Collected data entries
----

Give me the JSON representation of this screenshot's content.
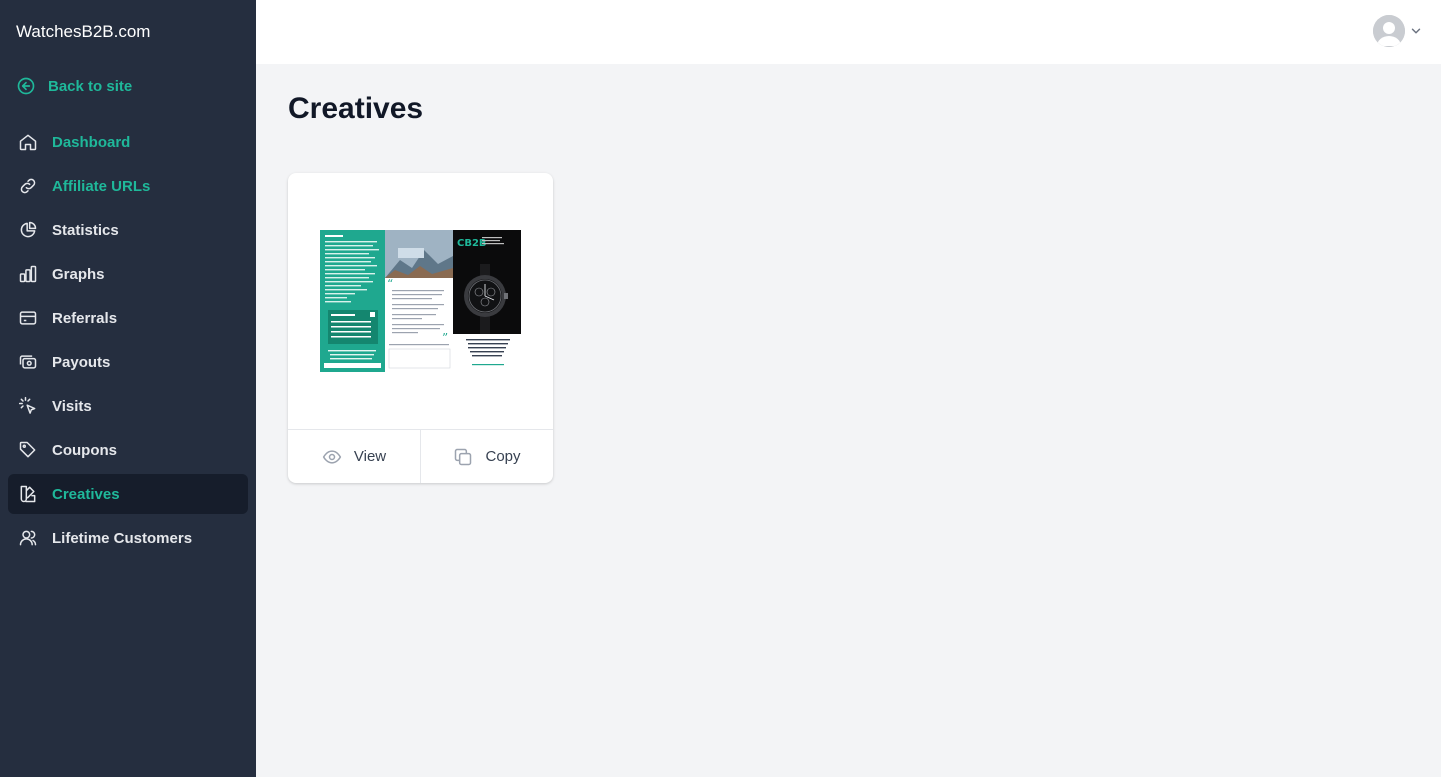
{
  "brand": "WatchesB2B.com",
  "back_link": {
    "label": "Back to site",
    "icon": "arrow-left-circle-icon"
  },
  "nav": [
    {
      "label": "Dashboard",
      "icon": "home-icon",
      "state": "accent"
    },
    {
      "label": "Affiliate URLs",
      "icon": "link-icon",
      "state": "accent"
    },
    {
      "label": "Statistics",
      "icon": "pie-chart-icon",
      "state": "default"
    },
    {
      "label": "Graphs",
      "icon": "bar-chart-icon",
      "state": "default"
    },
    {
      "label": "Referrals",
      "icon": "credit-card-icon",
      "state": "default"
    },
    {
      "label": "Payouts",
      "icon": "cash-icon",
      "state": "default"
    },
    {
      "label": "Visits",
      "icon": "cursor-click-icon",
      "state": "default"
    },
    {
      "label": "Coupons",
      "icon": "tag-icon",
      "state": "default"
    },
    {
      "label": "Creatives",
      "icon": "swatch-icon",
      "state": "active"
    },
    {
      "label": "Lifetime Customers",
      "icon": "users-icon",
      "state": "default"
    }
  ],
  "page": {
    "title": "Creatives"
  },
  "creative_card": {
    "preview_alt": "Watch brochure creative",
    "view_label": "View",
    "copy_label": "Copy"
  },
  "colors": {
    "sidebar_bg": "#252e3f",
    "active_bg": "#161d2b",
    "accent": "#1fb89a",
    "page_bg": "#f3f4f6"
  }
}
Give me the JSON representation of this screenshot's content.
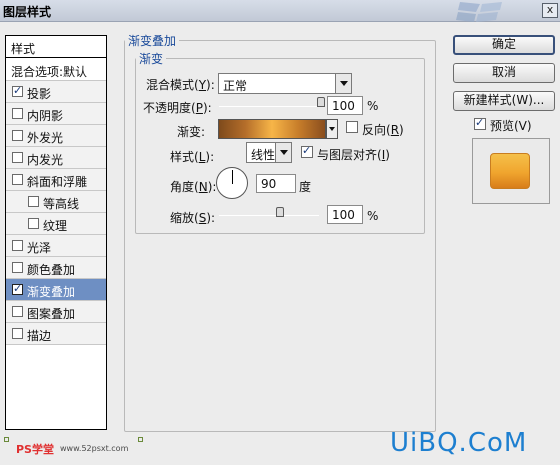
{
  "window": {
    "title": "图层样式",
    "close": "x"
  },
  "styles_list": {
    "header": "样式",
    "blend_defaults": "混合选项:默认",
    "items": [
      {
        "label": "投影",
        "checked": true,
        "selected": false
      },
      {
        "label": "内阴影",
        "checked": false,
        "selected": false
      },
      {
        "label": "外发光",
        "checked": false,
        "selected": false
      },
      {
        "label": "内发光",
        "checked": false,
        "selected": false
      },
      {
        "label": "斜面和浮雕",
        "checked": false,
        "selected": false
      },
      {
        "label": "等高线",
        "checked": false,
        "selected": false
      },
      {
        "label": "纹理",
        "checked": false,
        "selected": false
      },
      {
        "label": "光泽",
        "checked": false,
        "selected": false
      },
      {
        "label": "颜色叠加",
        "checked": false,
        "selected": false
      },
      {
        "label": "渐变叠加",
        "checked": true,
        "selected": true
      },
      {
        "label": "图案叠加",
        "checked": false,
        "selected": false
      },
      {
        "label": "描边",
        "checked": false,
        "selected": false
      }
    ]
  },
  "gradient_overlay": {
    "group_title": "渐变叠加",
    "sub_title": "渐变",
    "blend_mode_label": "混合模式",
    "blend_mode_key": "Y",
    "blend_mode_value": "正常",
    "opacity_label": "不透明度",
    "opacity_key": "P",
    "opacity_value": "100",
    "opacity_level": 1.0,
    "percent": "%",
    "gradient_label": "渐变:",
    "reverse_label": "反向",
    "reverse_key": "R",
    "reverse_checked": false,
    "style_label": "样式",
    "style_key": "L",
    "style_value": "线性",
    "align_label": "与图层对齐",
    "align_key": "I",
    "align_checked": true,
    "angle_label": "角度",
    "angle_key": "N",
    "angle_value": "90",
    "angle_unit": "度",
    "scale_label": "缩放",
    "scale_key": "S",
    "scale_value": "100",
    "scale_level": 0.5,
    "gradient_colors": [
      "#7e4a1c",
      "#b56e2a",
      "#f7b548",
      "#c77d2a",
      "#8a4e1e"
    ]
  },
  "buttons": {
    "ok": "确定",
    "cancel": "取消",
    "new_style": "新建样式(W)...",
    "preview_label": "预览(V)",
    "preview_checked": true
  },
  "watermarks": {
    "left": "PS学堂",
    "left_small": "www.52psxt.com",
    "right": "UiBQ.CoM"
  }
}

----

WHAT IS BEING ASKED: Collect each line above holding the string "true".

WORKED ANSWER:
        "checked": true,
        "checked": true,
        "selected": true
    "align_checked": true,
    "preview_checked": true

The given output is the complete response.